Opdrachten:
1) Vat de alinea van het arrest die begint met "De Hoge Raad:" samen in een korte opsomming. Behoud de belangrijkste feiten.
2) Geef de rijen letterlijk weer. Begin bij de regel met "trend-confidence-band [82, 178, 768, 227]" en stop na de laatste rij.

Geciteerde tekst:
..............................
Door het Hof zal worden beoordeeld of aan belanghebbende voor de kosten van het geding voor het Hof een vergoeding dient te worden toegekend.

4.Beslissing

De Hoge Raad:
verklaart het beroep in cassatie gegrond,
vernietigt de uitspraak van het Hof,
wijst het geding terug naar het Gerechtshof Amsterdam ter verdere behandeling en beslissing van de zaak met inachtneming van dit arrest,
gelast dat de Staat aan belanghebbende vergoedt het door deze ter zake van de behandeling van het beroep in cassatie betaalde griffierecht ten bedrage van € 115, en
veroordeelt de Staatssecretaris van Financiën in de kosten van het geding in cassatie aan de zijde van belanghebbende, vastgesteld op een vierde van € 1416, derhalve € 354, voor beroepsmatig verleende rechtsbijstand.
Dit arrest is gewezen door de vice-president M.W.C. Feteris als voorzitter, en de raadsheren C. Schaap, M.A. Fierstra, R.J. Koopman en Th. Groeneveld, in tegenwoordigheid van de waarnemend griffier F. Treuren en in het openbaar uitgesproken op 22 november 2013.
..............................
Brongegevens
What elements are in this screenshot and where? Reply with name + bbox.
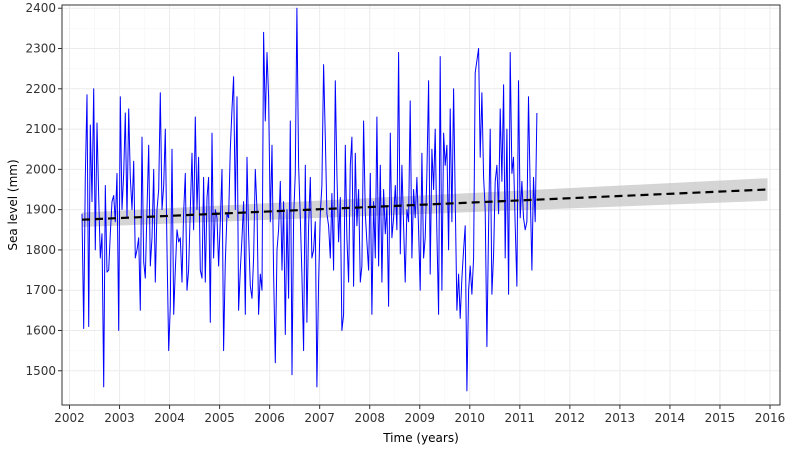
trend-confidence-band [82, 178, 768, 227]
x-tick-label: 2009 [404, 411, 435, 425]
y-tick-label: 2000 [25, 162, 56, 176]
x-tick-label: 2004 [154, 411, 185, 425]
x-tick-label: 2007 [304, 411, 335, 425]
y-tick-label: 1900 [25, 203, 56, 217]
y-tick-label: 2100 [25, 122, 56, 136]
x-tick-label: 2013 [605, 411, 636, 425]
sea-level-series [81, 7, 538, 392]
y-tick-label: 1600 [25, 323, 56, 337]
x-axis-ticks: 2002 2003 2004 2005 2006 2007 2008 2009 2010 2011… [54, 405, 785, 425]
x-tick-label: 2011 [505, 411, 536, 425]
x-tick-label: 2005 [204, 411, 235, 425]
trend-line-group [81, 188, 768, 221]
x-tick-label: 2006 [254, 411, 285, 425]
y-tick-label: 2400 [25, 1, 56, 15]
y-axis-title: Sea level (mm) [6, 159, 20, 250]
confidence-band [82, 178, 768, 227]
x-tick-label: 2012 [555, 411, 586, 425]
x-tick-label: 2002 [54, 411, 85, 425]
x-tick-label: 2014 [655, 411, 686, 425]
panel-border [61, 4, 781, 406]
y-tick-label: 1800 [25, 243, 56, 257]
x-tick-label: 2010 [455, 411, 486, 425]
y-tick-label: 1500 [25, 364, 56, 378]
y-tick-label: 2200 [25, 82, 56, 96]
x-tick-label: 2003 [104, 411, 135, 425]
x-tick-label: 2008 [354, 411, 385, 425]
y-tick-label: 1700 [25, 283, 56, 297]
sea-level-line [81, 7, 538, 392]
y-tick-label: 2300 [25, 42, 56, 56]
x-tick-label: 2015 [705, 411, 736, 425]
x-axis-title: Time (years) [382, 431, 459, 445]
x-tick-label: 2016 [755, 411, 786, 425]
y-axis-ticks: 1500 1600 1700 1800 1900 2000 2100 2200 2300 2400 [25, 1, 62, 378]
trend-line [81, 188, 768, 221]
..............................
Antwoorden op volgorde:
1)
- Het beroep in cassatie is gegrond.
- De uitspraak van het Hof wordt vernietigd.
- Het geding wordt teruggewezen naar het Gerechtshof Amsterdam voor verdere behandeling en beslissing, met inachtneming van dit arrest.
- De Staat vergoedt belanghebbende het betaalde griffierecht van € 115.
- De Staatssecretaris van Financiën betaalt de proceskosten van belanghebbende in cassatie: een vierde van € 1416, dus € 354, voor beroepsmatig verleende rechtsbijstand.

2)
trend-confidence-band [82, 178, 768, 227]
x-tick-label: 2009 [404, 411, 435, 425]
y-tick-label: 2000 [25, 162, 56, 176]
x-tick-label: 2004 [154, 411, 185, 425]
x-tick-label: 2007 [304, 411, 335, 425]
y-tick-label: 1900 [25, 203, 56, 217]
y-tick-label: 2100 [25, 122, 56, 136]
x-tick-label: 2013 [605, 411, 636, 425]
sea-level-series [81, 7, 538, 392]
y-tick-label: 1600 [25, 323, 56, 337]
x-axis-ticks: 2002 2003 2004 2005 2006 2007 2008 2009 2010 2011… [54, 405, 785, 425]
x-tick-label: 2011 [505, 411, 536, 425]
x-tick-label: 2005 [204, 411, 235, 425]
trend-line-group [81, 188, 768, 221]
x-tick-label: 2006 [254, 411, 285, 425]
y-tick-label: 2400 [25, 1, 56, 15]
y-axis-title: Sea level (mm) [6, 159, 20, 250]
confidence-band [82, 178, 768, 227]
x-tick-label: 2012 [555, 411, 586, 425]
x-tick-label: 2002 [54, 411, 85, 425]
x-tick-label: 2014 [655, 411, 686, 425]
panel-border [61, 4, 781, 406]
y-tick-label: 1800 [25, 243, 56, 257]
x-tick-label: 2010 [455, 411, 486, 425]
y-tick-label: 1500 [25, 364, 56, 378]
y-tick-label: 2200 [25, 82, 56, 96]
x-tick-label: 2003 [104, 411, 135, 425]
x-tick-label: 2008 [354, 411, 385, 425]
y-tick-label: 1700 [25, 283, 56, 297]
sea-level-line [81, 7, 538, 392]
y-tick-label: 2300 [25, 42, 56, 56]
x-tick-label: 2015 [705, 411, 736, 425]
x-axis-title: Time (years) [382, 431, 459, 445]
x-tick-label: 2016 [755, 411, 786, 425]
y-axis-ticks: 1500 1600 1700 1800 1900 2000 2100 2200 2300 2400 [25, 1, 62, 378]
trend-line [81, 188, 768, 221]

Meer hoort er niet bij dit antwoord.